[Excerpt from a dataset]
* START *

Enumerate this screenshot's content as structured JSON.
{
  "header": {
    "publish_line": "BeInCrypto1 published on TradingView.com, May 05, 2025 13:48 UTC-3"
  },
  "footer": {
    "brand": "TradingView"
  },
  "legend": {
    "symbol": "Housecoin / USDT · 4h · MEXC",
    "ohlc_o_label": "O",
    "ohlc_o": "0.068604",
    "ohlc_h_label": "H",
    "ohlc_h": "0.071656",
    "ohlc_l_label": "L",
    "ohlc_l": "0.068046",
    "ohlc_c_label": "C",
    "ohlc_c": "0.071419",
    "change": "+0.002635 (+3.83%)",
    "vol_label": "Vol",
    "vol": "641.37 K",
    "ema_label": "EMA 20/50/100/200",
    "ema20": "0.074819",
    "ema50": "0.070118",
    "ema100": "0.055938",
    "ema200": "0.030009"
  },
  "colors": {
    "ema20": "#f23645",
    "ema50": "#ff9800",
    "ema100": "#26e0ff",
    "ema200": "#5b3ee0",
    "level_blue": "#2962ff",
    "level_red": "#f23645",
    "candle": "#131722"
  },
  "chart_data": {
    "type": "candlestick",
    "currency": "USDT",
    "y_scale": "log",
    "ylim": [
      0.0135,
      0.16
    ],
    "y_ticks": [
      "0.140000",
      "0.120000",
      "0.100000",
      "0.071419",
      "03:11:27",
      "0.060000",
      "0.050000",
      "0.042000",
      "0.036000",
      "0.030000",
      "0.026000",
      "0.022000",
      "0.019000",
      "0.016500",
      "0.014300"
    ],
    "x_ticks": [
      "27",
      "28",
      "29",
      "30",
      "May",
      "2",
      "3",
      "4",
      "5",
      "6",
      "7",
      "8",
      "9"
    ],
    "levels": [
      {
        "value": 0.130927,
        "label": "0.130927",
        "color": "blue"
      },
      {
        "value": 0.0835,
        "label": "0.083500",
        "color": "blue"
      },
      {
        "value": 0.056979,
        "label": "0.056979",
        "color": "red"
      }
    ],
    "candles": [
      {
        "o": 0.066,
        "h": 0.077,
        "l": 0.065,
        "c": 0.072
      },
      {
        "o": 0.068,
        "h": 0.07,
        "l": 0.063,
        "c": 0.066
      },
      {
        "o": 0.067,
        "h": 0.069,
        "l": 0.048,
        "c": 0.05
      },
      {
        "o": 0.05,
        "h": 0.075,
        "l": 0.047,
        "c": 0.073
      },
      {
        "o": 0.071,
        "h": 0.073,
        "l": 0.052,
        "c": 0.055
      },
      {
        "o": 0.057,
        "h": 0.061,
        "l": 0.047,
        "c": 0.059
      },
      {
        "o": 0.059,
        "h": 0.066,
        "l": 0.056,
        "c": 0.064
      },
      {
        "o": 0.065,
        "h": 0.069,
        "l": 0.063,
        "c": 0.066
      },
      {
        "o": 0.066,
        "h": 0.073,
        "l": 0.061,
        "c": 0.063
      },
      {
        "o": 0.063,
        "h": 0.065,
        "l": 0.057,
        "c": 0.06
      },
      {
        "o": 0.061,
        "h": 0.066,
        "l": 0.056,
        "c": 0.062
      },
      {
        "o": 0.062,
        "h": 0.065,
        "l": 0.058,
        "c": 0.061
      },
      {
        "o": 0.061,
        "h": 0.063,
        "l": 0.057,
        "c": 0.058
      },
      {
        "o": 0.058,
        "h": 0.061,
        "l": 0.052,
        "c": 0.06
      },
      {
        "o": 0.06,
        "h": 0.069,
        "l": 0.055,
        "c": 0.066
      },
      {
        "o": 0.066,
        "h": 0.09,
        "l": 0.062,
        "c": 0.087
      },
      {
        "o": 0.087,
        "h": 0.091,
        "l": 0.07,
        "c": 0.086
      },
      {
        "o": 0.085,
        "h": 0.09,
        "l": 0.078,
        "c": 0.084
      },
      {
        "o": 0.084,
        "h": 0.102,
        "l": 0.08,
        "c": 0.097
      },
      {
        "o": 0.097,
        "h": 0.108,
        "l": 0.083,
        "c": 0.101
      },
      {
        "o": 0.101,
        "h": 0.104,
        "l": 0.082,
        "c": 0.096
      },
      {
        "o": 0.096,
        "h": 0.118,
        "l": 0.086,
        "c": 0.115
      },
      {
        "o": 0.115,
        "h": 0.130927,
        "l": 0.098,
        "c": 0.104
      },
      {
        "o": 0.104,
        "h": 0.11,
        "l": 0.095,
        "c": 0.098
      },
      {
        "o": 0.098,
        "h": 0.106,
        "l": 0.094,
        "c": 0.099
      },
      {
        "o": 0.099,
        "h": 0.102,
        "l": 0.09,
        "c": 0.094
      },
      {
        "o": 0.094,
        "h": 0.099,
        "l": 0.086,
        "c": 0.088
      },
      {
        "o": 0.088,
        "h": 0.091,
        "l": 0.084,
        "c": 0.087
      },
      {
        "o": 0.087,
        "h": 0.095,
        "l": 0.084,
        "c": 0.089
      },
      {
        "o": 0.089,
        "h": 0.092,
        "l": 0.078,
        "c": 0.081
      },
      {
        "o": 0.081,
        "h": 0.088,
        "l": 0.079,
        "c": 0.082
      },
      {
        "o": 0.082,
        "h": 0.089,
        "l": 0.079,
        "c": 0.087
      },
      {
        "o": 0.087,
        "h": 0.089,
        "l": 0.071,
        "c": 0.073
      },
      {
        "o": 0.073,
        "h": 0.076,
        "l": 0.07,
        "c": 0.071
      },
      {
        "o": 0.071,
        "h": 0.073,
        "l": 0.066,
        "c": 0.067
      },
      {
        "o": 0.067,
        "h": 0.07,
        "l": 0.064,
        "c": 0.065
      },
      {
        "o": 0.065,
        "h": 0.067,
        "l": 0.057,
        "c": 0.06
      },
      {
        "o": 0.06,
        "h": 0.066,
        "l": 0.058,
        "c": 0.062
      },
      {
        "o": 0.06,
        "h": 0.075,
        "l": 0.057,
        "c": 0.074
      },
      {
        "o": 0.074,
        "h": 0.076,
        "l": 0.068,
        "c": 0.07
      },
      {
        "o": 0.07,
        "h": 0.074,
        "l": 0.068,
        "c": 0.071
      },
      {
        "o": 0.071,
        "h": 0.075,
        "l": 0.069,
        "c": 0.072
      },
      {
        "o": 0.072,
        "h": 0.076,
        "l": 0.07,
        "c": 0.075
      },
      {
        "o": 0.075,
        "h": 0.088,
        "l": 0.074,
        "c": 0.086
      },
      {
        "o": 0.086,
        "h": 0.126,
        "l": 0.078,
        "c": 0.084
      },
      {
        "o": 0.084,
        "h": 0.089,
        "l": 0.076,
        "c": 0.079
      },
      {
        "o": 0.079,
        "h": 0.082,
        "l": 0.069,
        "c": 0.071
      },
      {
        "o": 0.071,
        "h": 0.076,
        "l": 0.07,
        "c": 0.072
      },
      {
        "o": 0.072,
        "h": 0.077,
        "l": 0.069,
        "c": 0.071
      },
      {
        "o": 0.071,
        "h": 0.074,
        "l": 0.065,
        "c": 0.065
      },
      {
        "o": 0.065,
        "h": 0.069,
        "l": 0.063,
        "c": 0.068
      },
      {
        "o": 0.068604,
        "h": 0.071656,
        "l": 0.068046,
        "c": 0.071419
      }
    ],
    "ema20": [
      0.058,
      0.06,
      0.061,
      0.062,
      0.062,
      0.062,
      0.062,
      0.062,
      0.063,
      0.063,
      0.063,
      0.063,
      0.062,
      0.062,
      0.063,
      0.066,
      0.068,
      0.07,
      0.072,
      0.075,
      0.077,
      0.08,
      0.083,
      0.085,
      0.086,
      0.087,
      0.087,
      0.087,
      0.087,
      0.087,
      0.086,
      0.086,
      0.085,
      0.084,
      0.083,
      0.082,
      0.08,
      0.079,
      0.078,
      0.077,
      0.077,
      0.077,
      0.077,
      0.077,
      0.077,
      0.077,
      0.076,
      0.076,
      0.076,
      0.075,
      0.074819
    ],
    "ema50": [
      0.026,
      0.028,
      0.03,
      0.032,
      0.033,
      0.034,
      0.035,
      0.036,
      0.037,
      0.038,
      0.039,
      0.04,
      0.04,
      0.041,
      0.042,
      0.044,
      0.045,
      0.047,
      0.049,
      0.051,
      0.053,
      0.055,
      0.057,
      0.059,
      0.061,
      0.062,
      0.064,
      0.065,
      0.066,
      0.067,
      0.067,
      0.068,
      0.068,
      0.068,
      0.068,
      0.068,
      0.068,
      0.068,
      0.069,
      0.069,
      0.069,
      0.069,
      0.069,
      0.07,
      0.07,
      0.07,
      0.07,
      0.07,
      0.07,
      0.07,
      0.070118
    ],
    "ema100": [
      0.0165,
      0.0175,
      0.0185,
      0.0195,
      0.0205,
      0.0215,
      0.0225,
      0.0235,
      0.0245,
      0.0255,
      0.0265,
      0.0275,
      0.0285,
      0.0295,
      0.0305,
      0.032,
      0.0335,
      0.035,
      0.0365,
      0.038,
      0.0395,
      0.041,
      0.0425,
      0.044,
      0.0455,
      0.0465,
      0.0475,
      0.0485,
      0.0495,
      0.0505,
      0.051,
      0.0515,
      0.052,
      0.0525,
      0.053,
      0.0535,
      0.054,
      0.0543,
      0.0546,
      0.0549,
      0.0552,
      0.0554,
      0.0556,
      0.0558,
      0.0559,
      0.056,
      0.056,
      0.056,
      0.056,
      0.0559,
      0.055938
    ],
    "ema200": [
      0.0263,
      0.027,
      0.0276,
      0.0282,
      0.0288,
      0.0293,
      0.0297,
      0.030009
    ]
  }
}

* END *

**PROBLEM TO SOLVE:**
Only lines with the word "TradingView" should be collected from the material.

**FINISHED EXERCISE:**
    "publish_line": "BeInCrypto1 published on TradingView.com, May 05, 2025 13:48 UTC-3"
    "brand": "TradingView"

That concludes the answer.